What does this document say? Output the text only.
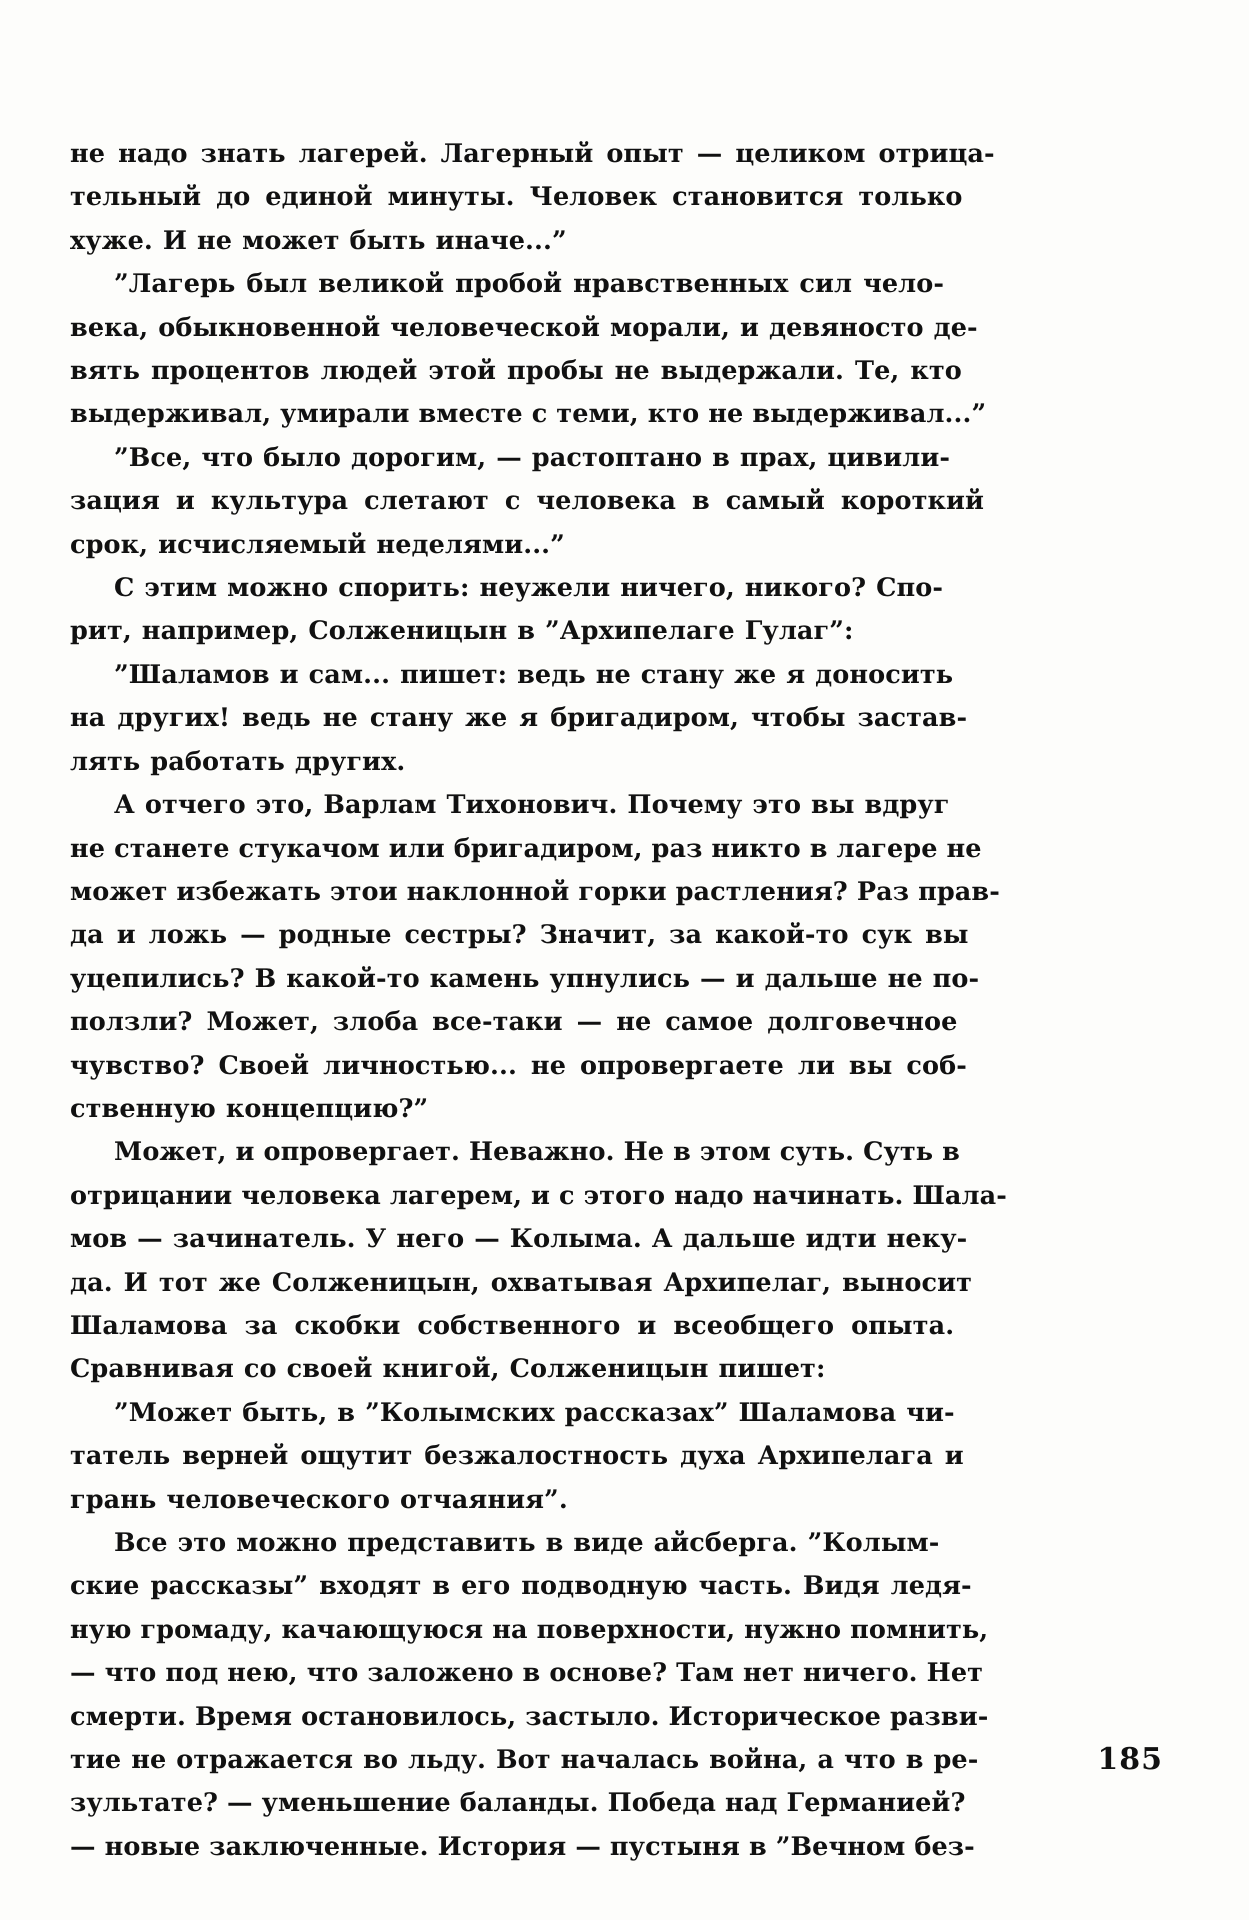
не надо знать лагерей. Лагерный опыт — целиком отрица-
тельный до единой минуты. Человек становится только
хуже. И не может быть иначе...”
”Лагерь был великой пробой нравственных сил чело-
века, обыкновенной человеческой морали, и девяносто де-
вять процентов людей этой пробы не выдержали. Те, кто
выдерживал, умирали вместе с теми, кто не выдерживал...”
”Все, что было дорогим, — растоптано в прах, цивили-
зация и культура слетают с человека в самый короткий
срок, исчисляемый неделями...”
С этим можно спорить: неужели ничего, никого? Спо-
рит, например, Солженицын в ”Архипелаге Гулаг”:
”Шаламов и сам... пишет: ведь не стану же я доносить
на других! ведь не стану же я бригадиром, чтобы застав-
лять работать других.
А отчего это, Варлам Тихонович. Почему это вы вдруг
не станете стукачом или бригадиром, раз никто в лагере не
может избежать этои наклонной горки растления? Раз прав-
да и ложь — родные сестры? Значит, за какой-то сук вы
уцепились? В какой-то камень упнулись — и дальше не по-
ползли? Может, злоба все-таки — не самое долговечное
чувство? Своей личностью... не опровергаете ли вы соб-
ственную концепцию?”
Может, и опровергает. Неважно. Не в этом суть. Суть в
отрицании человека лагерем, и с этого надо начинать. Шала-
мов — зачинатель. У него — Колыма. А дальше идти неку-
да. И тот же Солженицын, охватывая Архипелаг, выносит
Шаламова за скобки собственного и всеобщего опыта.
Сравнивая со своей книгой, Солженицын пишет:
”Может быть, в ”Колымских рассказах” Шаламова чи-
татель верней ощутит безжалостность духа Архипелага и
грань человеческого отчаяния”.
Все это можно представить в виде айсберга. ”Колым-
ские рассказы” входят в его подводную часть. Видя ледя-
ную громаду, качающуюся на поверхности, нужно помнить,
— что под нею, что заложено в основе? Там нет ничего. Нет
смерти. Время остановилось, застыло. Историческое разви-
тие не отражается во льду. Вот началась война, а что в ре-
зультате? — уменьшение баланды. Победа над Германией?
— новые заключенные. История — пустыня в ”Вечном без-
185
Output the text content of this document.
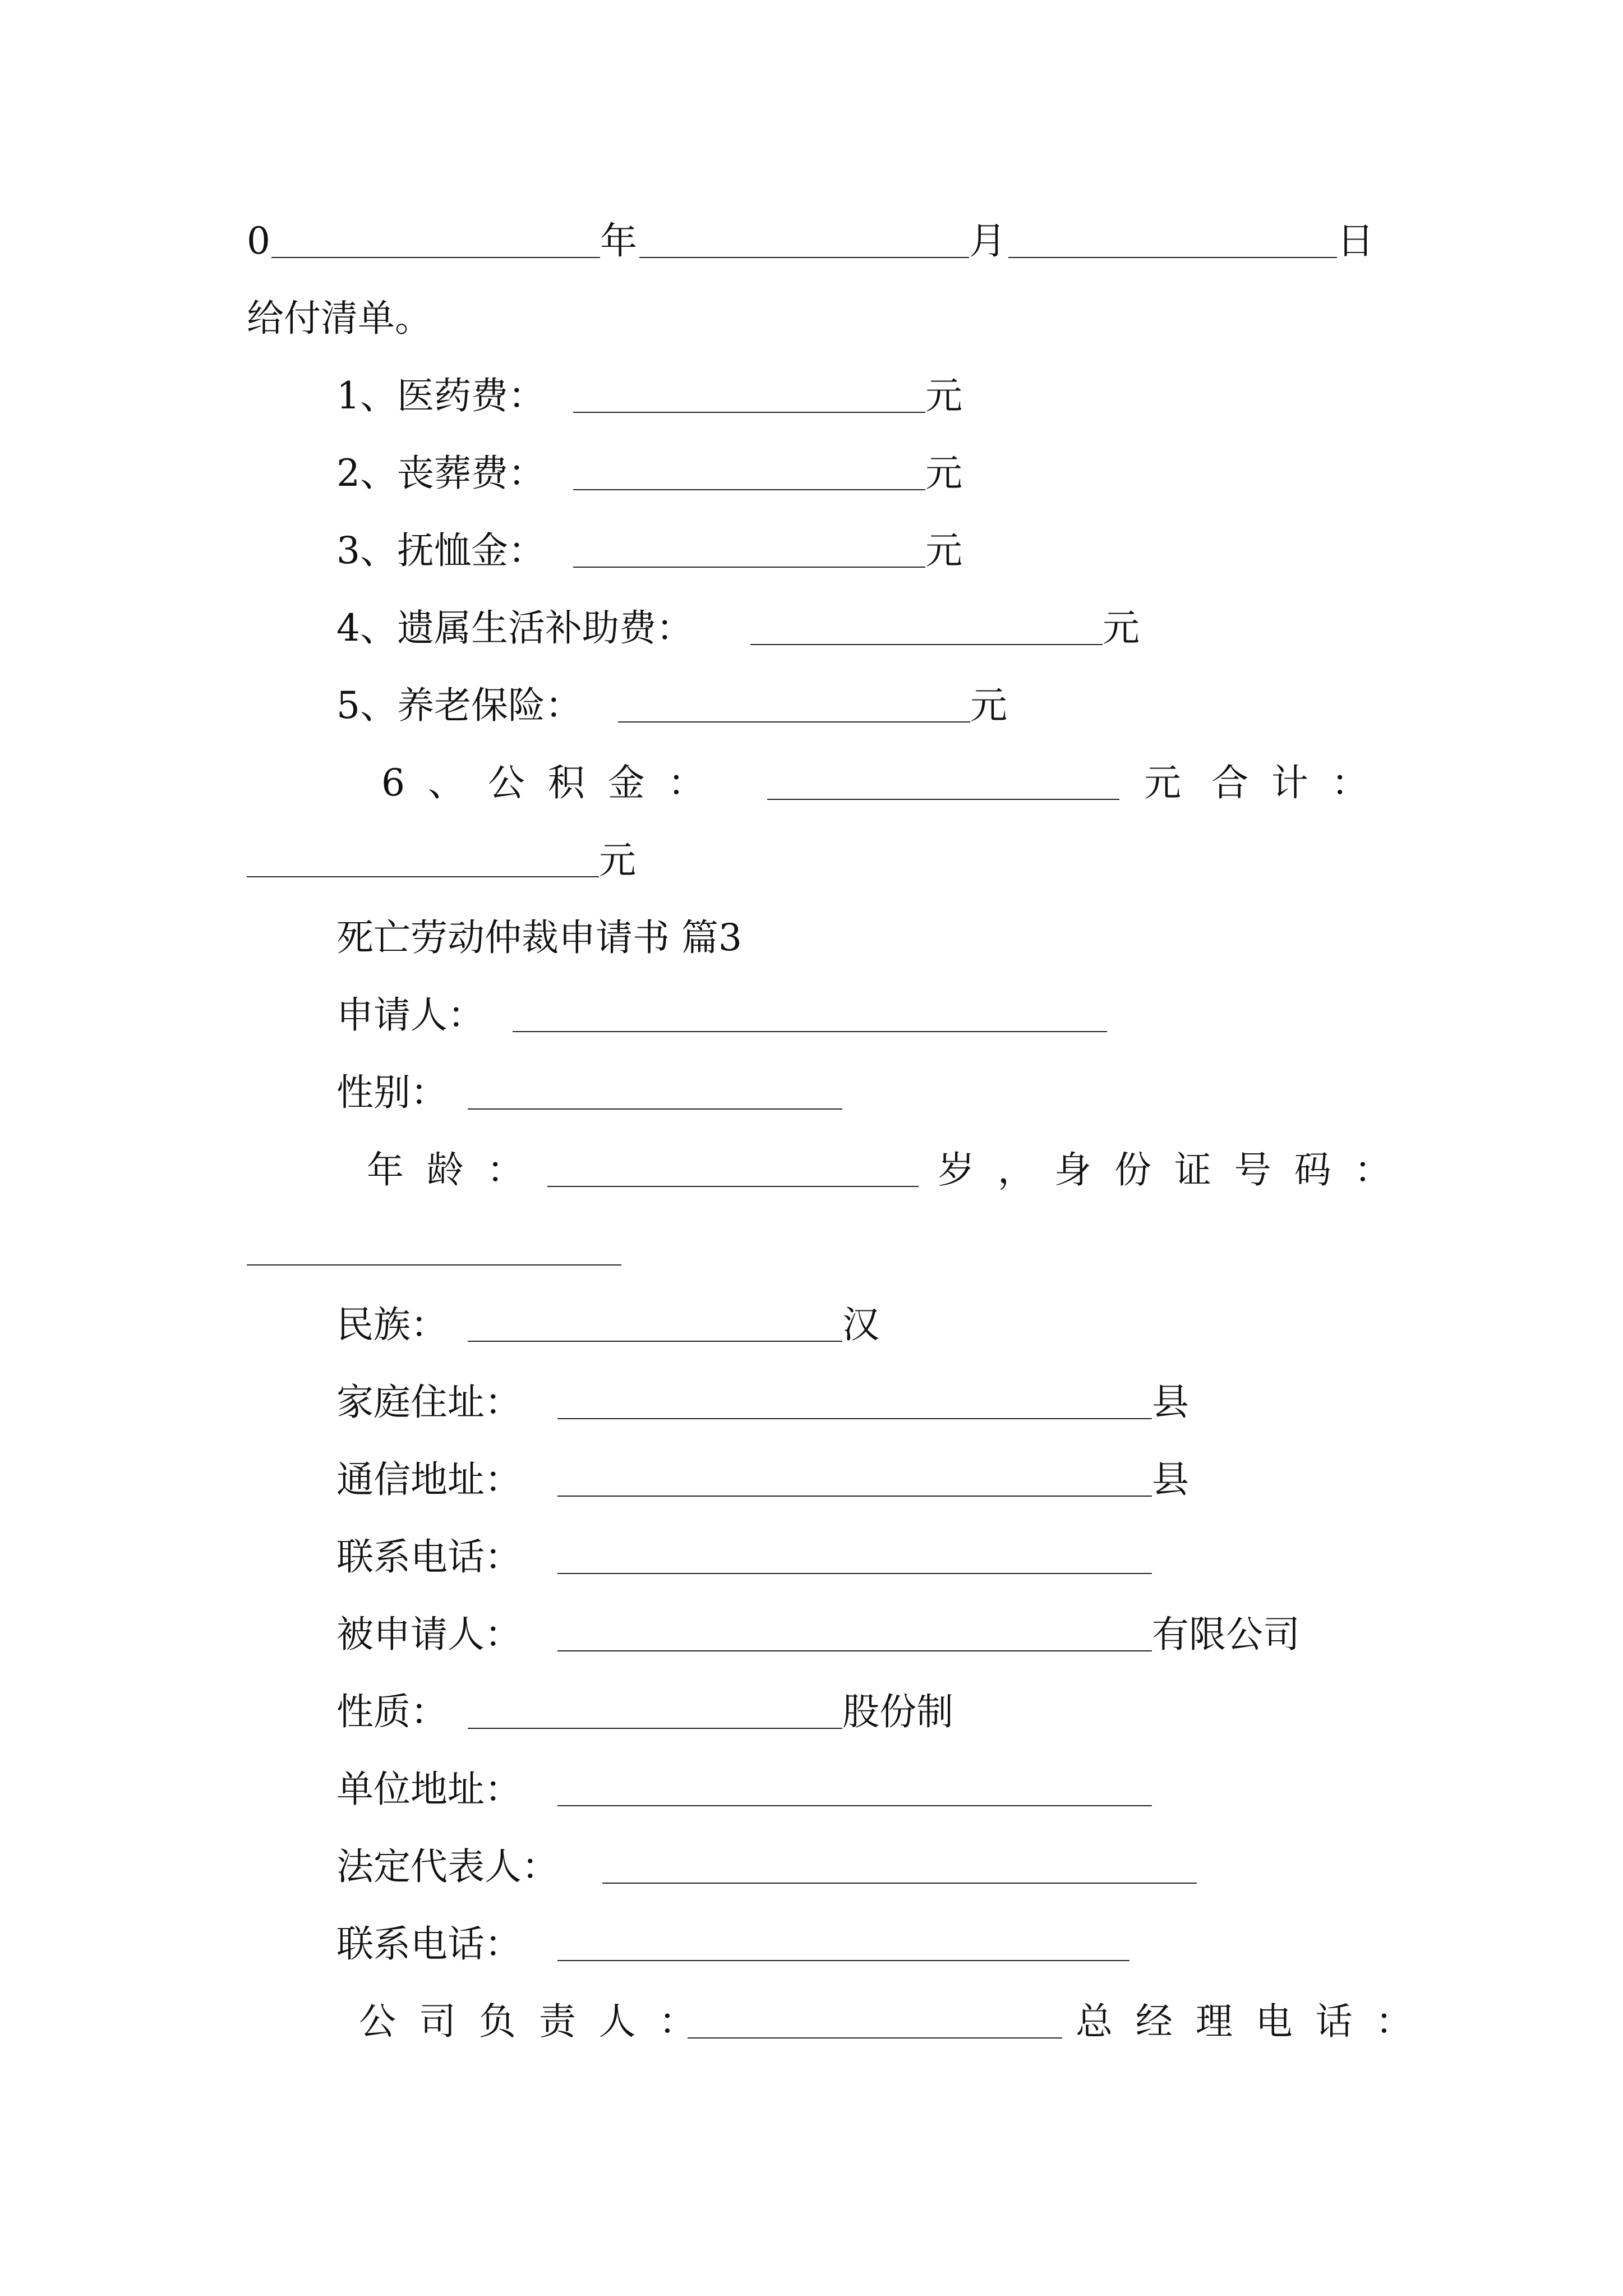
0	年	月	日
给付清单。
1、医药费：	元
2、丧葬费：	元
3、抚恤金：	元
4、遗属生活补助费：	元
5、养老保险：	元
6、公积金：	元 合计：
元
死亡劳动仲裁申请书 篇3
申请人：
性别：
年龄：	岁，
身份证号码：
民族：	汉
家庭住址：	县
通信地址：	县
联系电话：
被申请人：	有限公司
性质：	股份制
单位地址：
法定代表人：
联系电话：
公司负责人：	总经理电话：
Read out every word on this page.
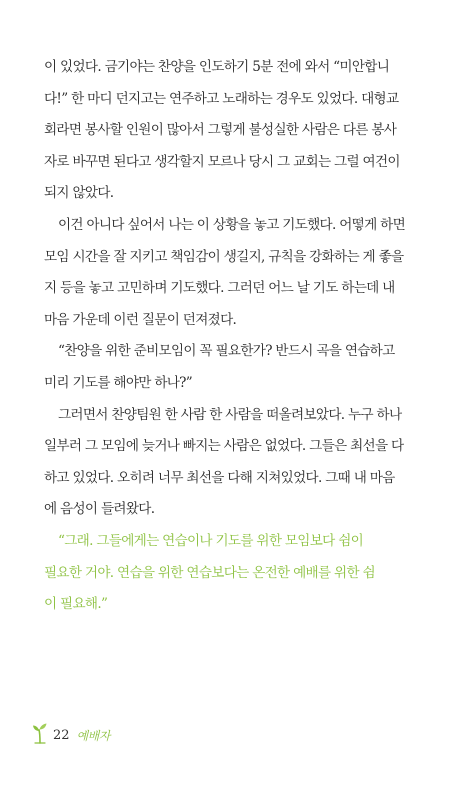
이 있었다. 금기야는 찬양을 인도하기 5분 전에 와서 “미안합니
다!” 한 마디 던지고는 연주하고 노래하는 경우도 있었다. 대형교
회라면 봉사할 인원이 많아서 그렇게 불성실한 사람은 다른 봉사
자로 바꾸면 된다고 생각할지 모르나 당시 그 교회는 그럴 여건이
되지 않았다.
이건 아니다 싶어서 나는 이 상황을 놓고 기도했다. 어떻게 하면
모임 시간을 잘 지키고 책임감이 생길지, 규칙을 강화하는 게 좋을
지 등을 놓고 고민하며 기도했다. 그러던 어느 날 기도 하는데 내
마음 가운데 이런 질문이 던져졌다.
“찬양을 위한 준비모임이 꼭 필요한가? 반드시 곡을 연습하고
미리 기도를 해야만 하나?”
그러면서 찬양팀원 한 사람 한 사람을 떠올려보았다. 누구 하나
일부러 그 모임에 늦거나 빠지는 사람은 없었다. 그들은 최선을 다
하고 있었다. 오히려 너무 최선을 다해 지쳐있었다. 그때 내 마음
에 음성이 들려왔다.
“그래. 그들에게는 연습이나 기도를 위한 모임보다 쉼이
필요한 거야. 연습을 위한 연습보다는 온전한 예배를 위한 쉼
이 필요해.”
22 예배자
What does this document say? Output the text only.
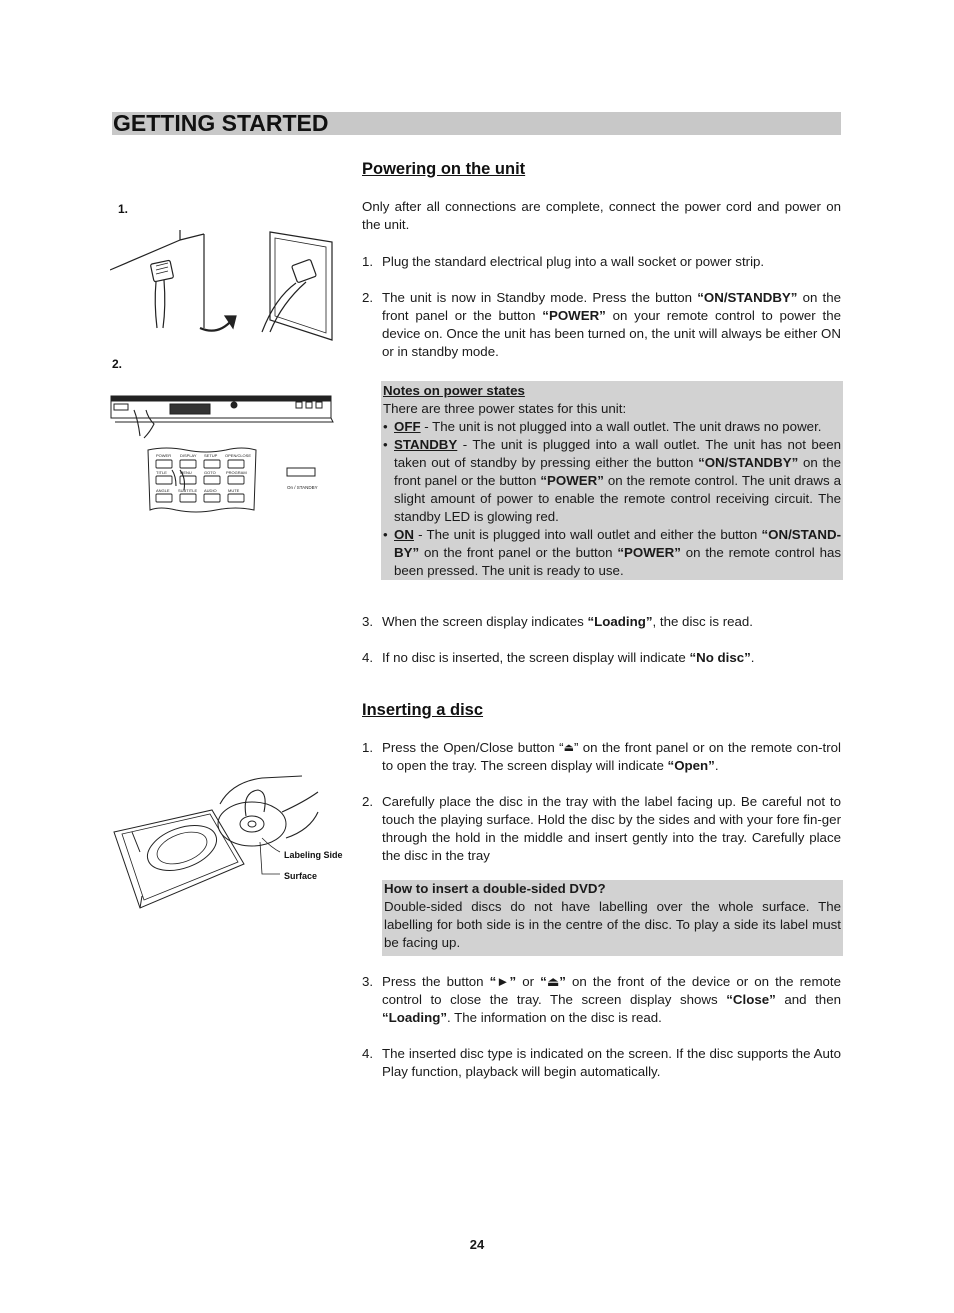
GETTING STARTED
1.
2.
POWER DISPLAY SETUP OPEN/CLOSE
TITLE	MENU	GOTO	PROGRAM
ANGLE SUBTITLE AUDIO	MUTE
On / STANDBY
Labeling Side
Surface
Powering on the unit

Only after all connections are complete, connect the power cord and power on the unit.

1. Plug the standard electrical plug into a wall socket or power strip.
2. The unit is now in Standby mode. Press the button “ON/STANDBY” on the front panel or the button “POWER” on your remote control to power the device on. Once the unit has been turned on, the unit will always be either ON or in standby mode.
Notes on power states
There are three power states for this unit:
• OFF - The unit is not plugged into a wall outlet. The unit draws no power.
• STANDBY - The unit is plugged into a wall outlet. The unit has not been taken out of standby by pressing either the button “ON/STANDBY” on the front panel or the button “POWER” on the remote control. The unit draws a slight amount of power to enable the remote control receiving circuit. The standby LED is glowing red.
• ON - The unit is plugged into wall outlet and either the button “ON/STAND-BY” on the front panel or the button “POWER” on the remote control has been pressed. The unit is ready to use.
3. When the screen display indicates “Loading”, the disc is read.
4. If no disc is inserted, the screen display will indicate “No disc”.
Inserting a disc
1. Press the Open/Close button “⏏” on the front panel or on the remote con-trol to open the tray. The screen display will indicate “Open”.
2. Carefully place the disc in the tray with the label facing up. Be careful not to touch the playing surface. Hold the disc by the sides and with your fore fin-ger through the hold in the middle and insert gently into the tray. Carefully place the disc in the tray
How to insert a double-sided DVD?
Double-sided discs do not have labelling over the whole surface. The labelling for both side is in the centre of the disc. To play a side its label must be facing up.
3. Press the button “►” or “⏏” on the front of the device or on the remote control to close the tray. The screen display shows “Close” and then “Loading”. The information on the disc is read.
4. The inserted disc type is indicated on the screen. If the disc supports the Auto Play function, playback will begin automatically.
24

+===+

**BRIEF**
For each line in the data above that contains the string "facing", extract the line.

**FULL SOLUTION**
2. Carefully place the disc in the tray with the label facing up. Be careful not to touch the playing surface. Hold the disc by the sides and with your fore fin-ger through the hold in the middle and insert gently into the tray. Carefully place the disc in the tray
Double-sided discs do not have labelling over the whole surface. The labelling for both side is in the centre of the disc. To play a side its label must be facing up.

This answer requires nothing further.